Data entries
- - -

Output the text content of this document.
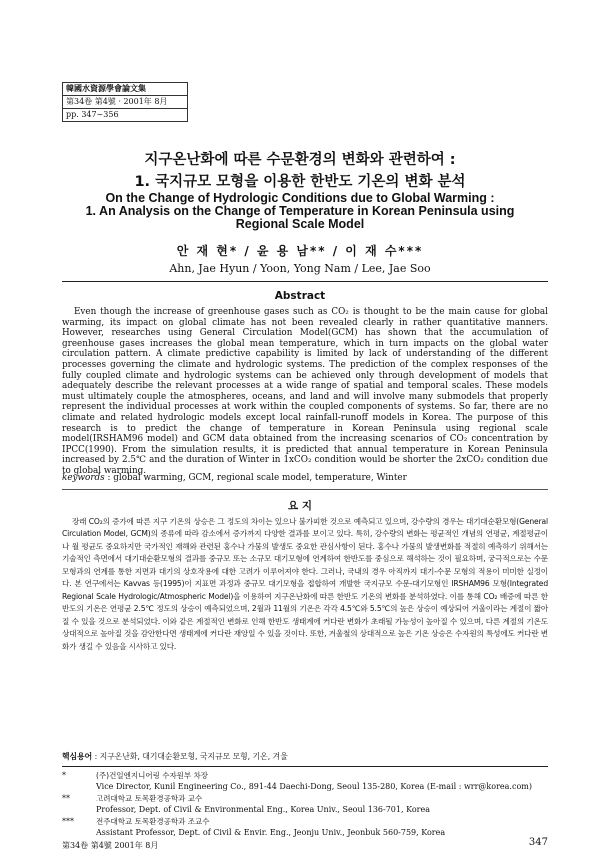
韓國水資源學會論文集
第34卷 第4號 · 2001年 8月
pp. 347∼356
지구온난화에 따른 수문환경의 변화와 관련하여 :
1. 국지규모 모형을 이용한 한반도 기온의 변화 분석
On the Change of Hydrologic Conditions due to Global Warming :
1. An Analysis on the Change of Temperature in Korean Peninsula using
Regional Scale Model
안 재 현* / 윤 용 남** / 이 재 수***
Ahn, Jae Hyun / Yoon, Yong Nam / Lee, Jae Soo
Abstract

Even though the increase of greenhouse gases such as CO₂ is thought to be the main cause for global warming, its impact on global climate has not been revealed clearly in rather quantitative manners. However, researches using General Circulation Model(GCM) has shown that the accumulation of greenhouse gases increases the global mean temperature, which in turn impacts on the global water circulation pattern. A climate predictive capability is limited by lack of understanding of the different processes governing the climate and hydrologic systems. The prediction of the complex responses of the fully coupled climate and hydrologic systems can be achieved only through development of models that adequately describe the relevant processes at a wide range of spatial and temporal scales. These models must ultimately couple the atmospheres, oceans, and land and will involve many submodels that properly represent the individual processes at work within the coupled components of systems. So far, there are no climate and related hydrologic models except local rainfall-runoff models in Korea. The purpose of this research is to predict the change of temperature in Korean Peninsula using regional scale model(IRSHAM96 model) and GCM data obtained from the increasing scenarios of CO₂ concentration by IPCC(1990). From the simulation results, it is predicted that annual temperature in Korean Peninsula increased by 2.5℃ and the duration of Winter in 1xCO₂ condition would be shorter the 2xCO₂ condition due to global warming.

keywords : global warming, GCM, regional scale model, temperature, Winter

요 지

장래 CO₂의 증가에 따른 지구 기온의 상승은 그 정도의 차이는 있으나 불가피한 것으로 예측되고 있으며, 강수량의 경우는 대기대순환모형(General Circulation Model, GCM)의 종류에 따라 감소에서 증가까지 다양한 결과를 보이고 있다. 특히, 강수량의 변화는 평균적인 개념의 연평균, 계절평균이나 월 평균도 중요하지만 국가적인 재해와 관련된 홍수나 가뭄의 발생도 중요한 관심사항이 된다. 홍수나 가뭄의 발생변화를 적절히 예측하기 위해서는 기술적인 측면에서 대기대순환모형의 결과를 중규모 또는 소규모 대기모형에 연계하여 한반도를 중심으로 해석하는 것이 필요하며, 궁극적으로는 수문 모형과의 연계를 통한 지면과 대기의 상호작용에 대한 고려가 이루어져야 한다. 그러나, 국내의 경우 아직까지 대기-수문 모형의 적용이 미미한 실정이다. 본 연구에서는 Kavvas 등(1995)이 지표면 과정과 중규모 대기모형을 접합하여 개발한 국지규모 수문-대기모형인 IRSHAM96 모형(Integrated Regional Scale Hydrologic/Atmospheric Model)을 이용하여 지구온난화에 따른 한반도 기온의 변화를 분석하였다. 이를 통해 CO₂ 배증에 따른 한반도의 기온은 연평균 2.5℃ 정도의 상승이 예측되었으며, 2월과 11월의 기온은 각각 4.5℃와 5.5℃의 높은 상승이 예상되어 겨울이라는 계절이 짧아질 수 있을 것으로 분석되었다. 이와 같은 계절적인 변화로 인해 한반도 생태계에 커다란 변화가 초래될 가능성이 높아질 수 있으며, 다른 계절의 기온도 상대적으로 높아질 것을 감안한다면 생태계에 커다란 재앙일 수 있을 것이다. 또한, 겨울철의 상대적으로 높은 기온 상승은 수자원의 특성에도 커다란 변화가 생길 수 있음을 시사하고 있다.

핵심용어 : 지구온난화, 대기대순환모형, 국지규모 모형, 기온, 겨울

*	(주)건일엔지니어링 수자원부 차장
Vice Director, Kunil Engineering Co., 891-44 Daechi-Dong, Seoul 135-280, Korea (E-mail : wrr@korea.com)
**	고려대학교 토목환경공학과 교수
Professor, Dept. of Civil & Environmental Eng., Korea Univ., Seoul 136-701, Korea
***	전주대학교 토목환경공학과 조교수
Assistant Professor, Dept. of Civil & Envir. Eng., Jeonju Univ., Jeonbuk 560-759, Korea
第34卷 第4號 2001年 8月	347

- - -

Pull out every line in the data above that has the word "Dept".

▶ _EXERCISE RESPONSE_:
Professor, Dept. of Civil & Environmental Eng., Korea Univ., Seoul 136-701, Korea
Assistant Professor, Dept. of Civil & Envir. Eng., Jeonju Univ., Jeonbuk 560-759, Korea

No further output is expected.